• _The problem_:
Each entry must be given again exactly; images do not belong in the copy.

-- start of Dataset excerpts --

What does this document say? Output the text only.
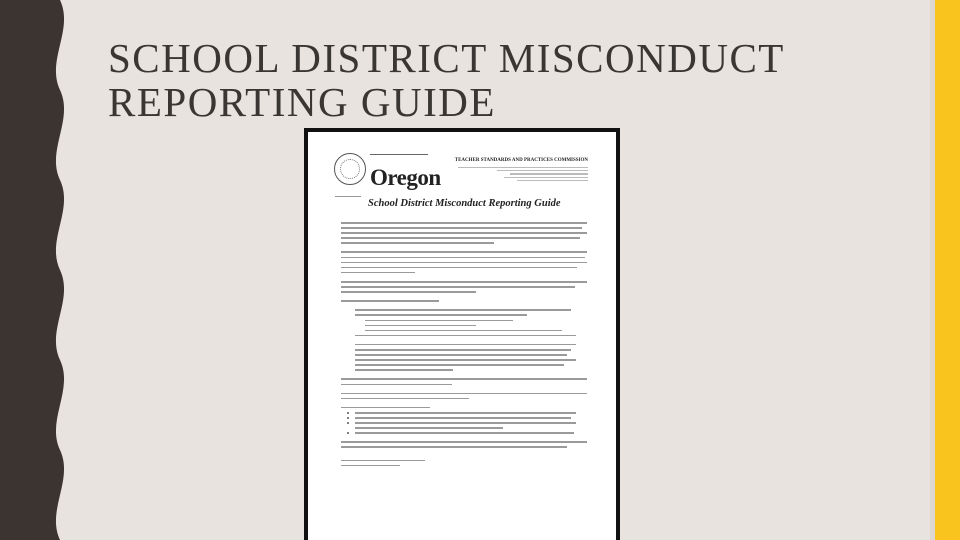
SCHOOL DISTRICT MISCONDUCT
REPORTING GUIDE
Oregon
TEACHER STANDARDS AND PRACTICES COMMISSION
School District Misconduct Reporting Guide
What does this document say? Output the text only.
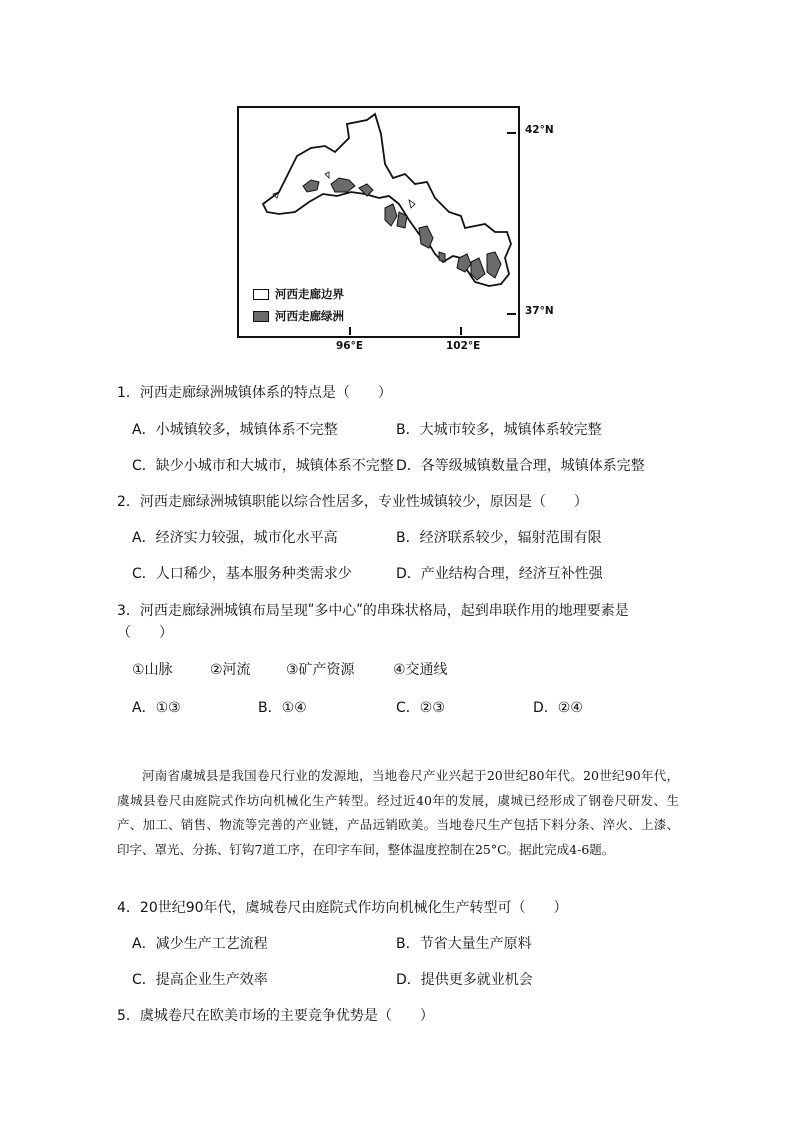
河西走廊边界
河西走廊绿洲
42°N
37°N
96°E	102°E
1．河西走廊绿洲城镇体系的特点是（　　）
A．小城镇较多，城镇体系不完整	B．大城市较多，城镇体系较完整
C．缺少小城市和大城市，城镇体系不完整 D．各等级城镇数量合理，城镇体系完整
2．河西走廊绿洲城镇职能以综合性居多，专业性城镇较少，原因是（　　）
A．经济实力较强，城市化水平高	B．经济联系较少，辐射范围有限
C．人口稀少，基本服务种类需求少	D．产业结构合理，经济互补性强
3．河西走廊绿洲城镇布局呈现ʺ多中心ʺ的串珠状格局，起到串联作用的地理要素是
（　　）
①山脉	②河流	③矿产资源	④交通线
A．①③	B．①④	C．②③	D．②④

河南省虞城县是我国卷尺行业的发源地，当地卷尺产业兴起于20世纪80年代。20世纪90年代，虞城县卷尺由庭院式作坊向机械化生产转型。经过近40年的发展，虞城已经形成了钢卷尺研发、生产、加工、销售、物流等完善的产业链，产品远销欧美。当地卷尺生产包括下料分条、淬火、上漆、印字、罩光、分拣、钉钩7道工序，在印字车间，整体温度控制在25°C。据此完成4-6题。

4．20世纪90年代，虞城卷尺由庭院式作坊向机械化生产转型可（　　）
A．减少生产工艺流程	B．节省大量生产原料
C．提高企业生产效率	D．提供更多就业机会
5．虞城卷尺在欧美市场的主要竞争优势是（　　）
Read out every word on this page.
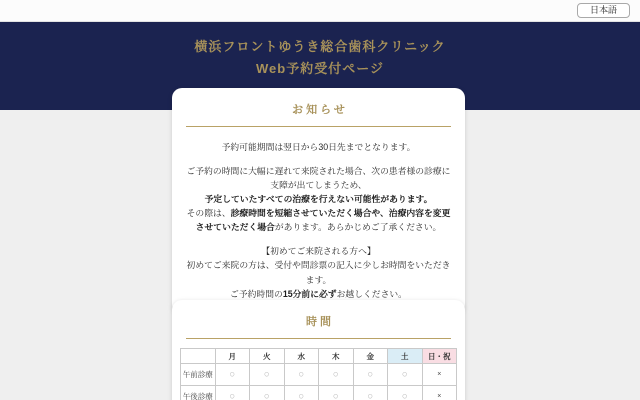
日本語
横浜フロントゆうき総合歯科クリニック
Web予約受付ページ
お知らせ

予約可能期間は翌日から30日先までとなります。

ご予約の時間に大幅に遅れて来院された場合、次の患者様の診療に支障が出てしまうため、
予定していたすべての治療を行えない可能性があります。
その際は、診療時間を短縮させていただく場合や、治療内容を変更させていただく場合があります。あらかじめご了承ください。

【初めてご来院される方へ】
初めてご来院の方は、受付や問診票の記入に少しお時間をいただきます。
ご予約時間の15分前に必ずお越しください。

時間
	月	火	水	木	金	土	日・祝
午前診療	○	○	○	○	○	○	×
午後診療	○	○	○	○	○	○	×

-- end of Dataset excerpts --

• _Solution to this problem_:
What does this document say? Output the text only.
SCHOOL DISTRICT MISCONDUCT
REPORTING GUIDE
Oregon
TEACHER STANDARDS AND PRACTICES COMMISSION
School District Misconduct Reporting Guide
What does this document say? Output the text only.
河西走廊边界
河西走廊绿洲
42°N
37°N
96°E	102°E
1．河西走廊绿洲城镇体系的特点是（　　）
A．小城镇较多，城镇体系不完整	B．大城市较多，城镇体系较完整
C．缺少小城市和大城市，城镇体系不完整 D．各等级城镇数量合理，城镇体系完整
2．河西走廊绿洲城镇职能以综合性居多，专业性城镇较少，原因是（　　）
A．经济实力较强，城市化水平高	B．经济联系较少，辐射范围有限
C．人口稀少，基本服务种类需求少	D．产业结构合理，经济互补性强
3．河西走廊绿洲城镇布局呈现ʺ多中心ʺ的串珠状格局，起到串联作用的地理要素是
（　　）
①山脉	②河流	③矿产资源	④交通线
A．①③	B．①④	C．②③	D．②④

河南省虞城县是我国卷尺行业的发源地，当地卷尺产业兴起于20世纪80年代。20世纪90年代，虞城县卷尺由庭院式作坊向机械化生产转型。经过近40年的发展，虞城已经形成了钢卷尺研发、生产、加工、销售、物流等完善的产业链，产品远销欧美。当地卷尺生产包括下料分条、淬火、上漆、印字、罩光、分拣、钉钩7道工序，在印字车间，整体温度控制在25°C。据此完成4-6题。

4．20世纪90年代，虞城卷尺由庭院式作坊向机械化生产转型可（　　）
A．减少生产工艺流程	B．节省大量生产原料
C．提高企业生产效率	D．提供更多就业机会
5．虞城卷尺在欧美市场的主要竞争优势是（　　）
Read out every word on this page.
日本語
横浜フロントゆうき総合歯科クリニック
Web予約受付ページ
お知らせ

予約可能期間は翌日から30日先までとなります。

ご予約の時間に大幅に遅れて来院された場合、次の患者様の診療に支障が出てしまうため、
予定していたすべての治療を行えない可能性があります。
その際は、診療時間を短縮させていただく場合や、治療内容を変更させていただく場合があります。あらかじめご了承ください。

【初めてご来院される方へ】
初めてご来院の方は、受付や問診票の記入に少しお時間をいただきます。
ご予約時間の15分前に必ずお越しください。

時間
	月	火	水	木	金	土	日・祝
午前診療	○	○	○	○	○	○	×
午後診療	○	○	○	○	○	○	×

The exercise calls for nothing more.